> [STATED EXERCISE]: Copy out the entries in full and with complete accuracy; pictures are excluded.
◇ ◇ ◇
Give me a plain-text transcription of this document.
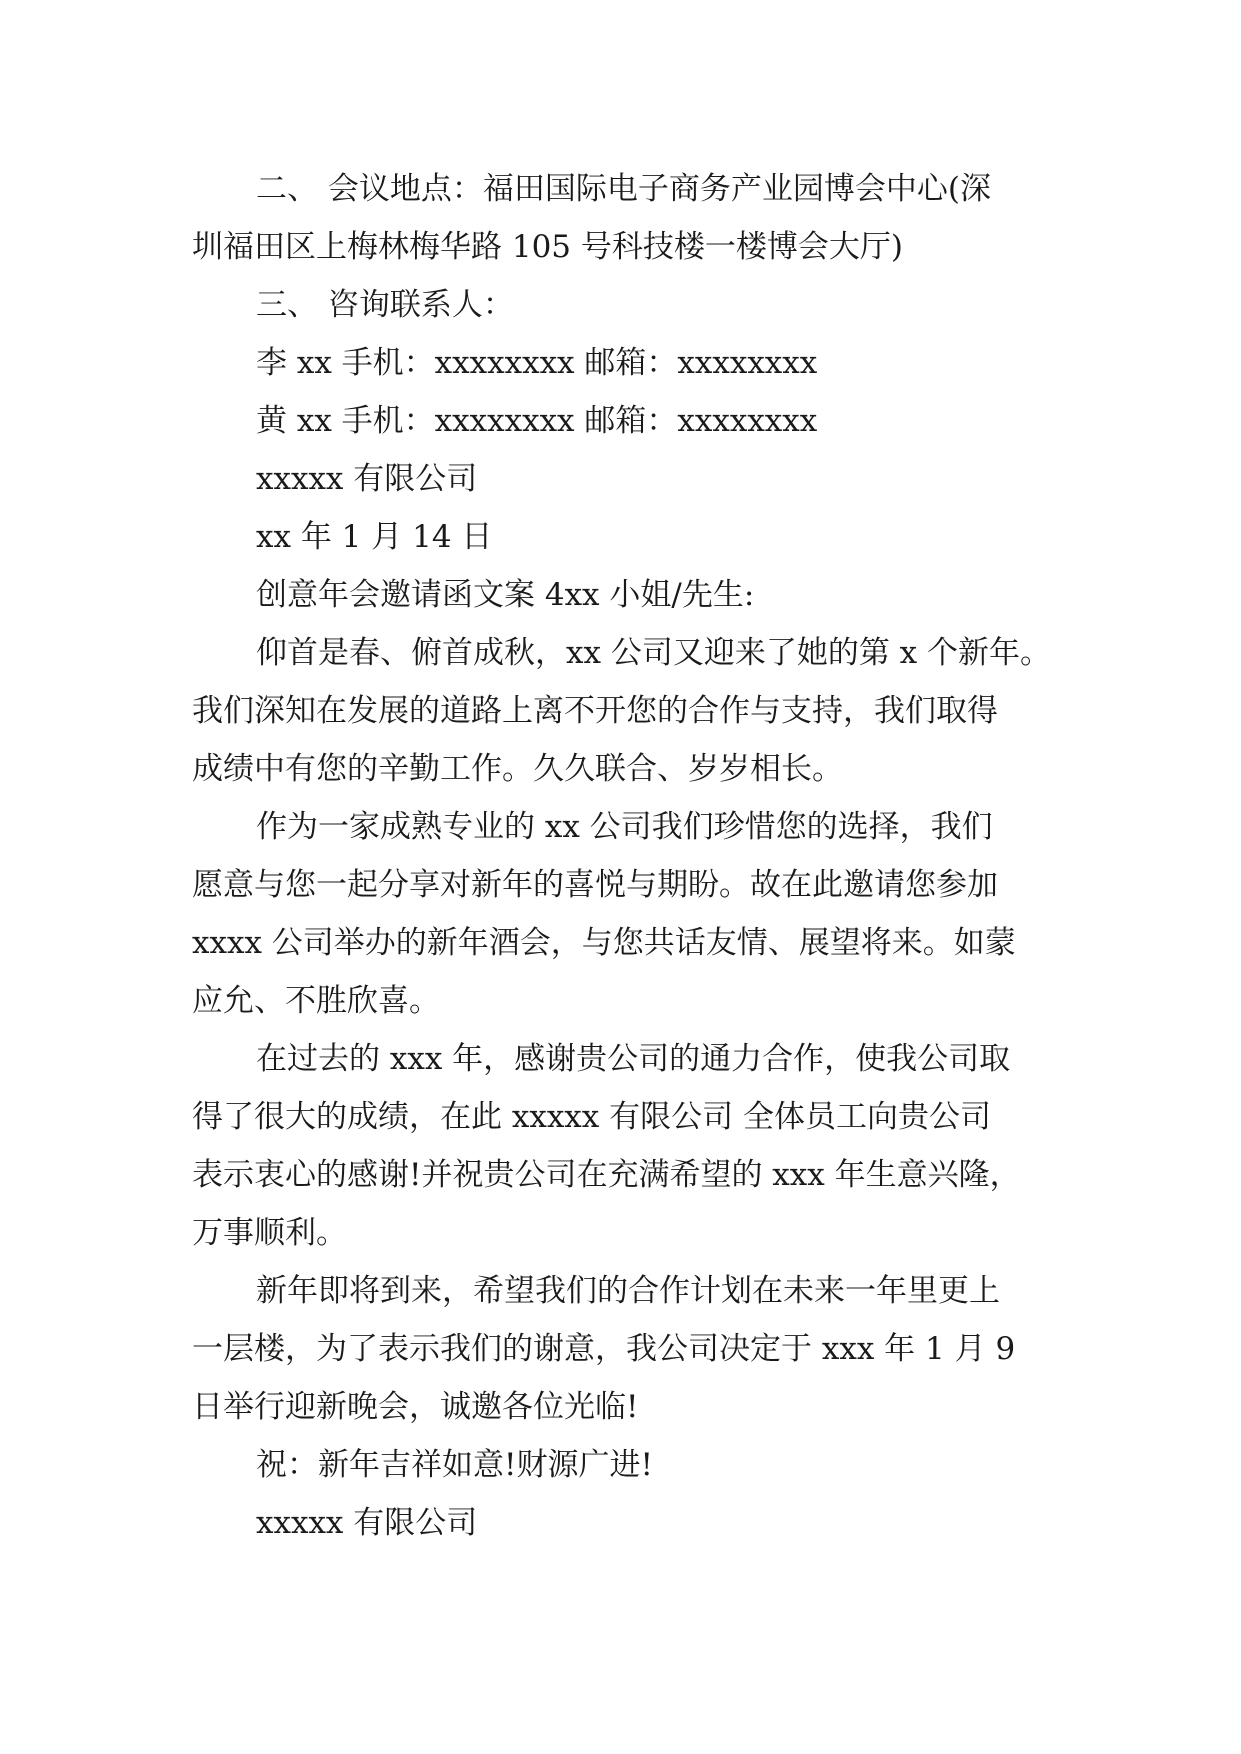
二、 会议地点：福田国际电子商务产业园博会中心(深
圳福田区上梅林梅华路 105 号科技楼一楼博会大厅)
三、 咨询联系人：
李 xx 手机：xxxxxxxx 邮箱：xxxxxxxx
黄 xx 手机：xxxxxxxx 邮箱：xxxxxxxx
xxxxx 有限公司
xx 年 1 月 14 日
创意年会邀请函文案 4xx 小姐/先生:
仰首是春、俯首成秋，xx 公司又迎来了她的第 x 个新年。
我们深知在发展的道路上离不开您的合作与支持，我们取得
成绩中有您的辛勤工作。久久联合、岁岁相长。
作为一家成熟专业的 xx 公司我们珍惜您的选择，我们
愿意与您一起分享对新年的喜悦与期盼。故在此邀请您参加
xxxx 公司举办的新年酒会，与您共话友情、展望将来。如蒙
应允、不胜欣喜。
在过去的 xxx 年，感谢贵公司的通力合作，使我公司取
得了很大的成绩，在此 xxxxx 有限公司 全体员工向贵公司
表示衷心的感谢!并祝贵公司在充满希望的 xxx 年生意兴隆，
万事顺利。
新年即将到来，希望我们的合作计划在未来一年里更上
一层楼，为了表示我们的谢意，我公司决定于 xxx 年 1 月 9
日举行迎新晚会，诚邀各位光临!
祝：新年吉祥如意!财源广进!
xxxxx 有限公司
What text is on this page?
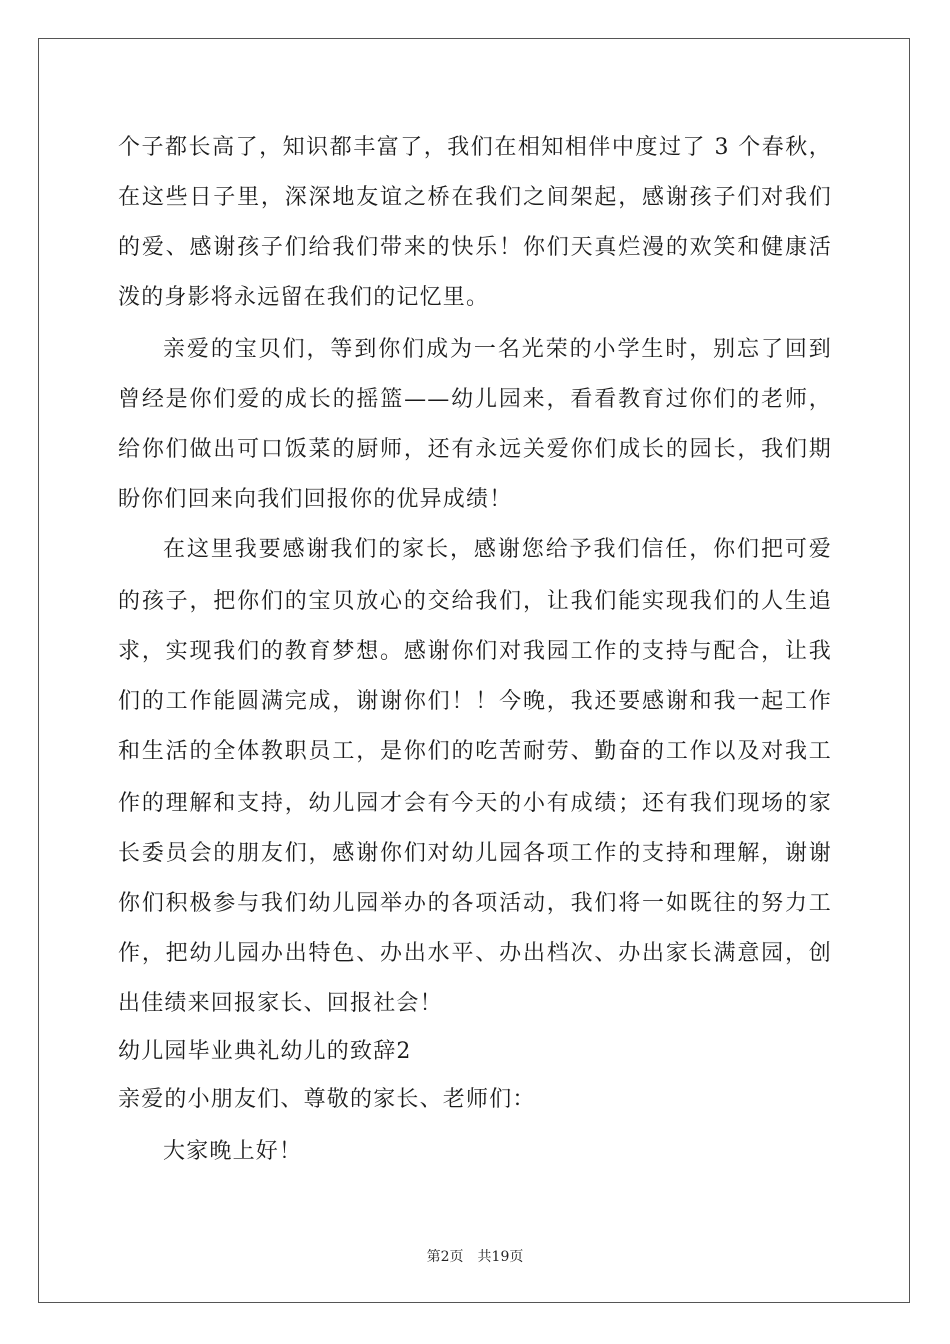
个子都长高了，知识都丰富了，我们在相知相伴中度过了 3 个春秋，
在这些日子里，深深地友谊之桥在我们之间架起，感谢孩子们对我们
的爱、感谢孩子们给我们带来的快乐！你们天真烂漫的欢笑和健康活
泼的身影将永远留在我们的记忆里。
亲爱的宝贝们，等到你们成为一名光荣的小学生时，别忘了回到
曾经是你们爱的成长的摇篮——幼儿园来，看看教育过你们的老师，
给你们做出可口饭菜的厨师，还有永远关爱你们成长的园长，我们期
盼你们回来向我们回报你的优异成绩！
在这里我要感谢我们的家长，感谢您给予我们信任，你们把可爱
的孩子，把你们的宝贝放心的交给我们，让我们能实现我们的人生追
求，实现我们的教育梦想。感谢你们对我园工作的支持与配合，让我
们的工作能圆满完成，谢谢你们！！今晚，我还要感谢和我一起工作
和生活的全体教职员工，是你们的吃苦耐劳、勤奋的工作以及对我工
作的理解和支持，幼儿园才会有今天的小有成绩；还有我们现场的家
长委员会的朋友们，感谢你们对幼儿园各项工作的支持和理解，谢谢
你们积极参与我们幼儿园举办的各项活动，我们将一如既往的努力工
作，把幼儿园办出特色、办出水平、办出档次、办出家长满意园，创
出佳绩来回报家长、回报社会！
幼儿园毕业典礼幼儿的致辞2
亲爱的小朋友们、尊敬的家长、老师们：
大家晚上好！
第2页　共19页
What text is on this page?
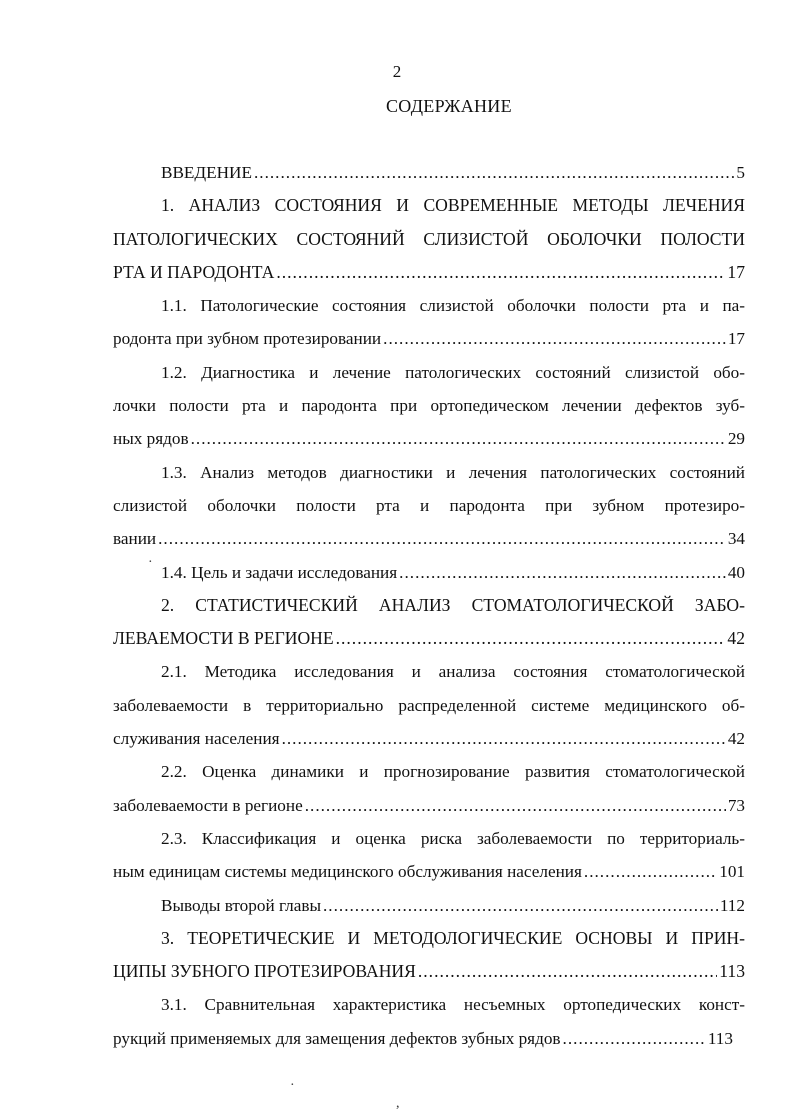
2
СОДЕРЖАНИЕ
ВВЕДЕНИЕ .....	5
1. АНАЛИЗ СОСТОЯНИЯ И СОВРЕМЕННЫЕ МЕТОДЫ ЛЕЧЕНИЯ
ПАТОЛОГИЧЕСКИХ СОСТОЯНИЙ СЛИЗИСТОЙ ОБОЛОЧКИ ПОЛОСТИ
РТА И ПАРОДОНТА .....	17
1.1. Патологические состояния слизистой оболочки полости рта и па-
родонта при зубном протезировании .....	17
1.2. Диагностика и лечение патологических состояний слизистой обо-
лочки полости рта и пародонта при ортопедическом лечении дефектов зуб-
ных рядов .....	29
1.3. Анализ методов диагностики и лечения патологических состояний
слизистой оболочки полости рта и пародонта при зубном протезиро-
вании .....	34
1.4. Цель и задачи исследования .....	40
2. СТАТИСТИЧЕСКИЙ АНАЛИЗ СТОМАТОЛОГИЧЕСКОЙ ЗАБО-
ЛЕВАЕМОСТИ В РЕГИОНЕ .....	42
2.1. Методика исследования и анализа состояния стоматологической
заболеваемости в территориально распределенной системе медицинского об-
служивания населения .....	42
2.2. Оценка динамики и прогнозирование развития стоматологической
заболеваемости в регионе .....	73
2.3. Классификация и оценка риска заболеваемости по территориаль-
ным единицам системы медицинского обслуживания населения .....	101
Выводы второй главы .....	112
3. ТЕОРЕТИЧЕСКИЕ И МЕТОДОЛОГИЧЕСКИЕ ОСНОВЫ И ПРИН-
ЦИПЫ ЗУБНОГО ПРОТЕЗИРОВАНИЯ .....	113
3.1. Сравнительная характеристика несъемных ортопедических конст-
рукций применяемых для замещения дефектов зубных рядов .....	113
·
·
,
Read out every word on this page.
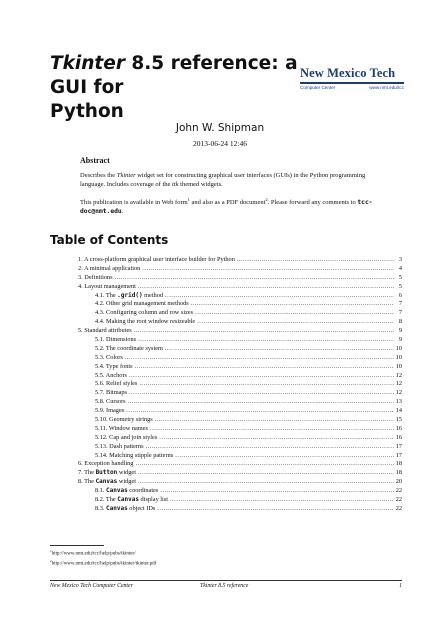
Tkinter 8.5 reference: a GUI for
Python
New Mexico Tech
Computer Center	www.nmt.edu/tcc
John W. Shipman
2013-06-24 12:46
Abstract

Describes the Tkinter widget set for constructing graphical user interfaces (GUIs) in the Python programming language. Includes coverage of the ttk themed widgets.

This publication is available in Web form$^1$ and also as a PDF document$^2$. Please forward any comments to tcc-doc@nmt.edu.

Table of Contents
1. A cross-platform graphical user interface builder for Python .....	3
2. A minimal application .....	4
3. Definitions .....	5
4. Layout management .....	5
4.1. The .grid() method .....	6
4.2. Other grid management methods .....	7
4.3. Configuring column and row sizes .....	7
4.4. Making the root window resizeable .....	8
5. Standard attributes .....	9
5.1. Dimensions .....	9
5.2. The coordinate system .....	10
5.3. Colors .....	10
5.4. Type fonts .....	10
5.5. Anchors .....	12
5.6. Relief styles .....	12
5.7. Bitmaps .....	12
5.8. Cursors .....	13
5.9. Images .....	14
5.10. Geometry strings .....	15
5.11. Window names .....	16
5.12. Cap and join styles .....	16
5.13. Dash patterns .....	17
5.14. Matching stipple patterns .....	17
6. Exception handling .....	18
7. The Button widget .....	18
8. The Canvas widget .....	20
8.1. Canvas coordinates .....	22
8.2. The Canvas display list .....	22
8.3. Canvas object IDs .....	22
$^1$http://www.nmt.edu/tcc/help/pubs/tkinter/
$^2$http://www.nmt.edu/tcc/help/pubs/tkinter/tkinter.pdf
New Mexico Tech Computer Center	Tkinter 8.5 reference	1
◇ ◇ ◇
> [WRITTEN ANSWER]:
Give me a plain-text transcription of this document.
二、 会议地点：福田国际电子商务产业园博会中心(深
圳福田区上梅林梅华路 105 号科技楼一楼博会大厅)
三、 咨询联系人：
李 xx 手机：xxxxxxxx 邮箱：xxxxxxxx
黄 xx 手机：xxxxxxxx 邮箱：xxxxxxxx
xxxxx 有限公司
xx 年 1 月 14 日
创意年会邀请函文案 4xx 小姐/先生:
仰首是春、俯首成秋，xx 公司又迎来了她的第 x 个新年。
我们深知在发展的道路上离不开您的合作与支持，我们取得
成绩中有您的辛勤工作。久久联合、岁岁相长。
作为一家成熟专业的 xx 公司我们珍惜您的选择，我们
愿意与您一起分享对新年的喜悦与期盼。故在此邀请您参加
xxxx 公司举办的新年酒会，与您共话友情、展望将来。如蒙
应允、不胜欣喜。
在过去的 xxx 年，感谢贵公司的通力合作，使我公司取
得了很大的成绩，在此 xxxxx 有限公司 全体员工向贵公司
表示衷心的感谢!并祝贵公司在充满希望的 xxx 年生意兴隆，
万事顺利。
新年即将到来，希望我们的合作计划在未来一年里更上
一层楼，为了表示我们的谢意，我公司决定于 xxx 年 1 月 9
日举行迎新晚会，诚邀各位光临!
祝：新年吉祥如意!财源广进!
xxxxx 有限公司
What text is on this page?
个子都长高了，知识都丰富了，我们在相知相伴中度过了 3 个春秋，
在这些日子里，深深地友谊之桥在我们之间架起，感谢孩子们对我们
的爱、感谢孩子们给我们带来的快乐！你们天真烂漫的欢笑和健康活
泼的身影将永远留在我们的记忆里。
亲爱的宝贝们，等到你们成为一名光荣的小学生时，别忘了回到
曾经是你们爱的成长的摇篮——幼儿园来，看看教育过你们的老师，
给你们做出可口饭菜的厨师，还有永远关爱你们成长的园长，我们期
盼你们回来向我们回报你的优异成绩！
在这里我要感谢我们的家长，感谢您给予我们信任，你们把可爱
的孩子，把你们的宝贝放心的交给我们，让我们能实现我们的人生追
求，实现我们的教育梦想。感谢你们对我园工作的支持与配合，让我
们的工作能圆满完成，谢谢你们！！今晚，我还要感谢和我一起工作
和生活的全体教职员工，是你们的吃苦耐劳、勤奋的工作以及对我工
作的理解和支持，幼儿园才会有今天的小有成绩；还有我们现场的家
长委员会的朋友们，感谢你们对幼儿园各项工作的支持和理解，谢谢
你们积极参与我们幼儿园举办的各项活动，我们将一如既往的努力工
作，把幼儿园办出特色、办出水平、办出档次、办出家长满意园，创
出佳绩来回报家长、回报社会！
幼儿园毕业典礼幼儿的致辞2
亲爱的小朋友们、尊敬的家长、老师们：
大家晚上好！
第2页　共19页
What text is on this page?
2
СОДЕРЖАНИЕ
ВВЕДЕНИЕ .....	5
1. АНАЛИЗ СОСТОЯНИЯ И СОВРЕМЕННЫЕ МЕТОДЫ ЛЕЧЕНИЯ
ПАТОЛОГИЧЕСКИХ СОСТОЯНИЙ СЛИЗИСТОЙ ОБОЛОЧКИ ПОЛОСТИ
РТА И ПАРОДОНТА .....	17
1.1. Патологические состояния слизистой оболочки полости рта и па-
родонта при зубном протезировании .....	17
1.2. Диагностика и лечение патологических состояний слизистой обо-
лочки полости рта и пародонта при ортопедическом лечении дефектов зуб-
ных рядов .....	29
1.3. Анализ методов диагностики и лечения патологических состояний
слизистой оболочки полости рта и пародонта при зубном протезиро-
вании .....	34
1.4. Цель и задачи исследования .....	40
2. СТАТИСТИЧЕСКИЙ АНАЛИЗ СТОМАТОЛОГИЧЕСКОЙ ЗАБО-
ЛЕВАЕМОСТИ В РЕГИОНЕ .....	42
2.1. Методика исследования и анализа состояния стоматологической
заболеваемости в территориально распределенной системе медицинского об-
служивания населения .....	42
2.2. Оценка динамики и прогнозирование развития стоматологической
заболеваемости в регионе .....	73
2.3. Классификация и оценка риска заболеваемости по территориаль-
ным единицам системы медицинского обслуживания населения .....	101
Выводы второй главы .....	112
3. ТЕОРЕТИЧЕСКИЕ И МЕТОДОЛОГИЧЕСКИЕ ОСНОВЫ И ПРИН-
ЦИПЫ ЗУБНОГО ПРОТЕЗИРОВАНИЯ .....	113
3.1. Сравнительная характеристика несъемных ортопедических конст-
рукций применяемых для замещения дефектов зубных рядов .....	113
·
·
,
Read out every word on this page.
Tkinter 8.5 reference: a GUI for
Python
New Mexico Tech
Computer Center	www.nmt.edu/tcc
John W. Shipman
2013-06-24 12:46
Abstract

Describes the Tkinter widget set for constructing graphical user interfaces (GUIs) in the Python programming language. Includes coverage of the ttk themed widgets.

This publication is available in Web form$^1$ and also as a PDF document$^2$. Please forward any comments to tcc-doc@nmt.edu.

Table of Contents
1. A cross-platform graphical user interface builder for Python .....	3
2. A minimal application .....	4
3. Definitions .....	5
4. Layout management .....	5
4.1. The .grid() method .....	6
4.2. Other grid management methods .....	7
4.3. Configuring column and row sizes .....	7
4.4. Making the root window resizeable .....	8
5. Standard attributes .....	9
5.1. Dimensions .....	9
5.2. The coordinate system .....	10
5.3. Colors .....	10
5.4. Type fonts .....	10
5.5. Anchors .....	12
5.6. Relief styles .....	12
5.7. Bitmaps .....	12
5.8. Cursors .....	13
5.9. Images .....	14
5.10. Geometry strings .....	15
5.11. Window names .....	16
5.12. Cap and join styles .....	16
5.13. Dash patterns .....	17
5.14. Matching stipple patterns .....	17
6. Exception handling .....	18
7. The Button widget .....	18
8. The Canvas widget .....	20
8.1. Canvas coordinates .....	22
8.2. The Canvas display list .....	22
8.3. Canvas object IDs .....	22
$^1$http://www.nmt.edu/tcc/help/pubs/tkinter/
$^2$http://www.nmt.edu/tcc/help/pubs/tkinter/tkinter.pdf
New Mexico Tech Computer Center	Tkinter 8.5 reference	1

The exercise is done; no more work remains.